PROMPT = Scan the listing below for the word "лицами" and state how many lines hold it. Write nothing but the number.

Items from a dataset =
····················

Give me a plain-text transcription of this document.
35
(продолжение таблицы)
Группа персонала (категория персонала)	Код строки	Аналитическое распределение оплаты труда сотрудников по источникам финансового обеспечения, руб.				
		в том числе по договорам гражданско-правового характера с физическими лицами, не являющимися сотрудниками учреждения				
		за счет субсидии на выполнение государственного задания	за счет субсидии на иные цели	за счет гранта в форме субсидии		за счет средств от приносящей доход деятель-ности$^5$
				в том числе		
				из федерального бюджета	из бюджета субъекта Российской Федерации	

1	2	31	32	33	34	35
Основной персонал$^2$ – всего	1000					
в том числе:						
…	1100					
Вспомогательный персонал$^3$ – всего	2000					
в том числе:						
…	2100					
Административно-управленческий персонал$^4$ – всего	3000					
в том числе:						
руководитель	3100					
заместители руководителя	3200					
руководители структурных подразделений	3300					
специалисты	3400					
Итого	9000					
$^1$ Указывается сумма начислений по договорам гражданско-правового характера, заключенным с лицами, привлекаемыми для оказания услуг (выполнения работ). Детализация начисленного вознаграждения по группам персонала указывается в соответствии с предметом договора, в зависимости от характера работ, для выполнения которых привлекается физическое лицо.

····················

TASK SOLUTION = 2